Your goal:
Copy the records below exactly, leaving out any pictures.
═════ Extracted data
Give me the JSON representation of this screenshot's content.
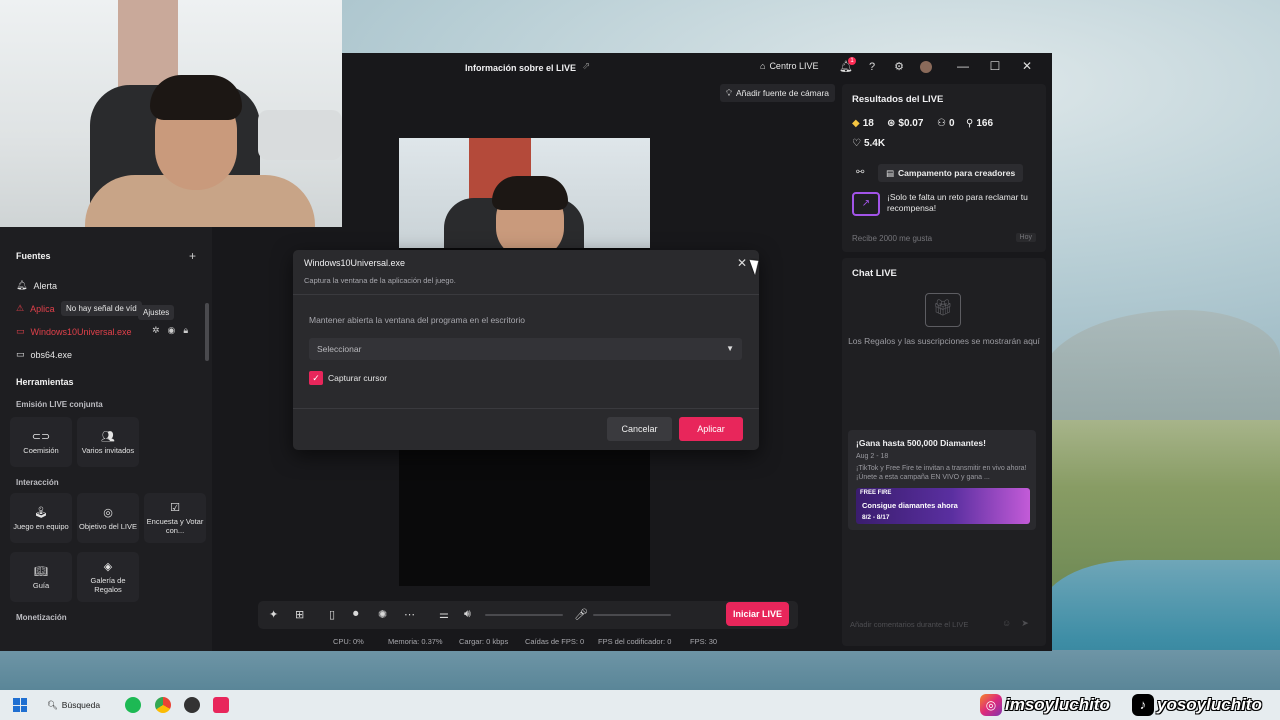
{
  "window": {
    "title": "Información sobre el LIVE",
    "centro_live": "Centro LIVE",
    "notification_count": "1"
  },
  "preview": {
    "add_camera_label": "Añadir fuente de cámara"
  },
  "sources": {
    "heading": "Fuentes",
    "items": [
      {
        "label": "Alerta",
        "icon": "bell-icon"
      },
      {
        "label": "Aplica",
        "icon": "warning-icon"
      },
      {
        "label": "Windows10Universal.exe",
        "icon": "window-icon"
      },
      {
        "label": "obs64.exe",
        "icon": "window-icon"
      }
    ],
    "tooltip_no_signal": "No hay señal de víd",
    "tooltip_settings": "Ajustes"
  },
  "tools": {
    "heading": "Herramientas",
    "joint_heading": "Emisión LIVE conjunta",
    "joint": [
      {
        "label": "Coemisión",
        "icon": "link-icon"
      },
      {
        "label": "Varios invitados",
        "icon": "users-icon"
      }
    ],
    "interaction_heading": "Interacción",
    "interaction": [
      {
        "label": "Juego en equipo",
        "icon": "joystick-icon"
      },
      {
        "label": "Objetivo del LIVE",
        "icon": "target-icon"
      },
      {
        "label": "Encuesta y Votar con...",
        "icon": "poll-icon"
      },
      {
        "label": "Guía",
        "icon": "book-icon"
      },
      {
        "label": "Galería de Regalos",
        "icon": "gift-gallery-icon"
      }
    ],
    "monetization_heading": "Monetización"
  },
  "controls": {
    "go_live": "Iniciar LIVE"
  },
  "stats": {
    "cpu": "CPU: 0%",
    "memory": "Memoria: 0.37%",
    "load": "Cargar: 0 kbps",
    "fps_drops": "Caídas de FPS: 0",
    "encoder_fps": "FPS del codificador: 0",
    "fps": "FPS: 30"
  },
  "results": {
    "title": "Resultados del LIVE",
    "diamonds": "18",
    "earnings": "$0.07",
    "viewers": "0",
    "followers": "166",
    "likes": "5.4K",
    "campaign_button": "Campamento para creadores",
    "challenge_text": "¡Solo te falta un reto para reclamar tu recompensa!",
    "receive_text": "Recibe 2000 me gusta",
    "today_badge": "Hoy"
  },
  "chat": {
    "title": "Chat LIVE",
    "gifts_message": "Los Regalos y las suscripciones se mostrarán aquí",
    "promo_title": "¡Gana hasta 500,000 Diamantes!",
    "promo_date": "Aug 2 - 18",
    "promo_desc": "¡TikTok y Free Fire te invitan a transmitir en vivo ahora! ¡Únete a esta campaña EN VIVO y gana ...",
    "banner_logo": "FREE FIRE",
    "banner_text": "Consigue diamantes ahora",
    "banner_date": "8/2 - 8/17",
    "comment_placeholder": "Añadir comentarios durante el LIVE"
  },
  "modal": {
    "title": "Windows10Universal.exe",
    "subtitle": "Captura la ventana de la aplicación del juego.",
    "label": "Mantener abierta la ventana del programa en el escritorio",
    "select_placeholder": "Seleccionar",
    "capture_cursor": "Capturar cursor",
    "capture_cursor_checked": true,
    "cancel": "Cancelar",
    "apply": "Aplicar"
  },
  "taskbar": {
    "search": "Búsqueda"
  },
  "overlay": {
    "instagram_handle": "imsoyluchito",
    "tiktok_handle": "yosoyluchito"
  },
  "colors": {
    "accent": "#e8265b",
    "error": "#e0404a",
    "background": "#18181b"
  }
}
══════════
Complete response:
Give me the JSON representation of this screenshot's content.
{
  "window": {
    "title": "Información sobre el LIVE",
    "centro_live": "Centro LIVE",
    "notification_count": "1"
  },
  "preview": {
    "add_camera_label": "Añadir fuente de cámara"
  },
  "sources": {
    "heading": "Fuentes",
    "items": [
      {
        "label": "Alerta",
        "icon": "bell-icon"
      },
      {
        "label": "Aplica",
        "icon": "warning-icon"
      },
      {
        "label": "Windows10Universal.exe",
        "icon": "window-icon"
      },
      {
        "label": "obs64.exe",
        "icon": "window-icon"
      }
    ],
    "tooltip_no_signal": "No hay señal de víd",
    "tooltip_settings": "Ajustes"
  },
  "tools": {
    "heading": "Herramientas",
    "joint_heading": "Emisión LIVE conjunta",
    "joint": [
      {
        "label": "Coemisión",
        "icon": "link-icon"
      },
      {
        "label": "Varios invitados",
        "icon": "users-icon"
      }
    ],
    "interaction_heading": "Interacción",
    "interaction": [
      {
        "label": "Juego en equipo",
        "icon": "joystick-icon"
      },
      {
        "label": "Objetivo del LIVE",
        "icon": "target-icon"
      },
      {
        "label": "Encuesta y Votar con...",
        "icon": "poll-icon"
      },
      {
        "label": "Guía",
        "icon": "book-icon"
      },
      {
        "label": "Galería de Regalos",
        "icon": "gift-gallery-icon"
      }
    ],
    "monetization_heading": "Monetización"
  },
  "controls": {
    "go_live": "Iniciar LIVE"
  },
  "stats": {
    "cpu": "CPU: 0%",
    "memory": "Memoria: 0.37%",
    "load": "Cargar: 0 kbps",
    "fps_drops": "Caídas de FPS: 0",
    "encoder_fps": "FPS del codificador: 0",
    "fps": "FPS: 30"
  },
  "results": {
    "title": "Resultados del LIVE",
    "diamonds": "18",
    "earnings": "$0.07",
    "viewers": "0",
    "followers": "166",
    "likes": "5.4K",
    "campaign_button": "Campamento para creadores",
    "challenge_text": "¡Solo te falta un reto para reclamar tu recompensa!",
    "receive_text": "Recibe 2000 me gusta",
    "today_badge": "Hoy"
  },
  "chat": {
    "title": "Chat LIVE",
    "gifts_message": "Los Regalos y las suscripciones se mostrarán aquí",
    "promo_title": "¡Gana hasta 500,000 Diamantes!",
    "promo_date": "Aug 2 - 18",
    "promo_desc": "¡TikTok y Free Fire te invitan a transmitir en vivo ahora! ¡Únete a esta campaña EN VIVO y gana ...",
    "banner_logo": "FREE FIRE",
    "banner_text": "Consigue diamantes ahora",
    "banner_date": "8/2 - 8/17",
    "comment_placeholder": "Añadir comentarios durante el LIVE"
  },
  "modal": {
    "title": "Windows10Universal.exe",
    "subtitle": "Captura la ventana de la aplicación del juego.",
    "label": "Mantener abierta la ventana del programa en el escritorio",
    "select_placeholder": "Seleccionar",
    "capture_cursor": "Capturar cursor",
    "capture_cursor_checked": true,
    "cancel": "Cancelar",
    "apply": "Aplicar"
  },
  "taskbar": {
    "search": "Búsqueda"
  },
  "overlay": {
    "instagram_handle": "imsoyluchito",
    "tiktok_handle": "yosoyluchito"
  },
  "colors": {
    "accent": "#e8265b",
    "error": "#e0404a",
    "background": "#18181b"
  }
}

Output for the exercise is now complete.